(Figure contents as structured data)
******************************
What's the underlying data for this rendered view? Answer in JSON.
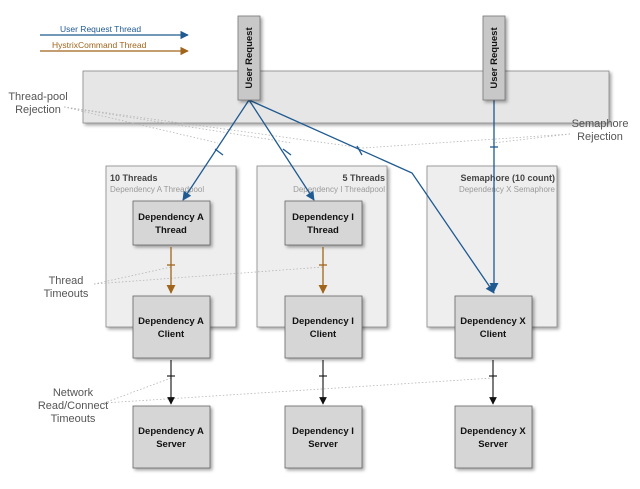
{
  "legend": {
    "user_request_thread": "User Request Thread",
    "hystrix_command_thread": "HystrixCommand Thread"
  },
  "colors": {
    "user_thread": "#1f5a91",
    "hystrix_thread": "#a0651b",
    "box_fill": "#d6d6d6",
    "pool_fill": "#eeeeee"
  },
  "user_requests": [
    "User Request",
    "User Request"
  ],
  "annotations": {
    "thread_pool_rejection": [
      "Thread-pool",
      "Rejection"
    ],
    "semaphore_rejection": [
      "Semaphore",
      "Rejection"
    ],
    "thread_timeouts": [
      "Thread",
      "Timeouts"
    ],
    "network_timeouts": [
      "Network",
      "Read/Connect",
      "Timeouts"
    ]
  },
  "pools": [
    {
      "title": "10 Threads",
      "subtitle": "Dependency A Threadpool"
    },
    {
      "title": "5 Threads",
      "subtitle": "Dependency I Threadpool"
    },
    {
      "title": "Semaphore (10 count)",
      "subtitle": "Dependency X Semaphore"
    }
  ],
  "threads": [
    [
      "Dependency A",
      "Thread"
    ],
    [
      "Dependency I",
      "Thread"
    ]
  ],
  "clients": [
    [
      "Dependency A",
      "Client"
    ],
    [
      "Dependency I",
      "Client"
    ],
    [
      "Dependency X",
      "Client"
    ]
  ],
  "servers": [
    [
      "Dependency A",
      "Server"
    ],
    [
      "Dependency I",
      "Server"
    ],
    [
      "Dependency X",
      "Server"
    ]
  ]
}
******************************
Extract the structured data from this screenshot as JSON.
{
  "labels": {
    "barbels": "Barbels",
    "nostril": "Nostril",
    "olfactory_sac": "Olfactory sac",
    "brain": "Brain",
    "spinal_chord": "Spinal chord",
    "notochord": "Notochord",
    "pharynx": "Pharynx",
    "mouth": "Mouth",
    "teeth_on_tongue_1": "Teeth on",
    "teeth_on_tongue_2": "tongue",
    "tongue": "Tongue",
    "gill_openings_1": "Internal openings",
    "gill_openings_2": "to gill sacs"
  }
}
******************************
# WHAT TO WORK ON:
For the data above, state how many lines contain "this"; the number is the whole answer.

# WRITTEN RESPONSE:
2